Exercise details -
Filter the entries below, keeping only lines with the word "name".

Entries with figure data
┄┄┄┄┄┄

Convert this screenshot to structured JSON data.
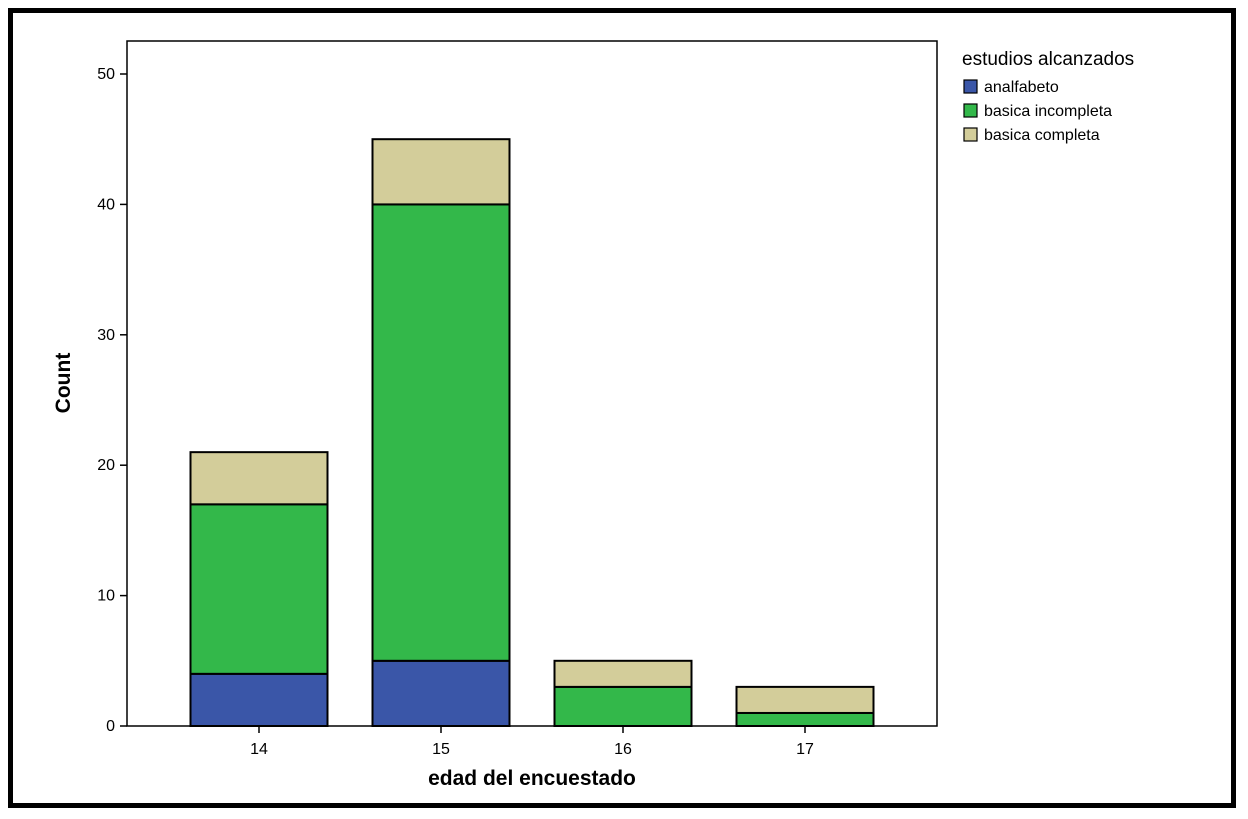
{
  "chart_data": {
    "type": "bar",
    "stacked": true,
    "categories": [
      "14",
      "15",
      "16",
      "17"
    ],
    "series": [
      {
        "name": "analfabeto",
        "values": [
          4,
          5,
          0,
          0
        ],
        "color": "#3a56a8"
      },
      {
        "name": "basica incompleta",
        "values": [
          13,
          35,
          3,
          1
        ],
        "color": "#33b84a"
      },
      {
        "name": "basica completa",
        "values": [
          4,
          5,
          2,
          2
        ],
        "color": "#d3cd9a"
      }
    ],
    "title": "",
    "xlabel": "edad del encuestado",
    "ylabel": "Count",
    "ylim": [
      0,
      50
    ],
    "yticks": [
      0,
      10,
      20,
      30,
      40,
      50
    ],
    "legend": {
      "title": "estudios alcanzados",
      "placement": "right"
    },
    "grid": false
  }
}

┄┄┄┄┄┄

Solution to this exercise -
        "name": "analfabeto",
        "name": "basica incompleta",
        "name": "basica completa",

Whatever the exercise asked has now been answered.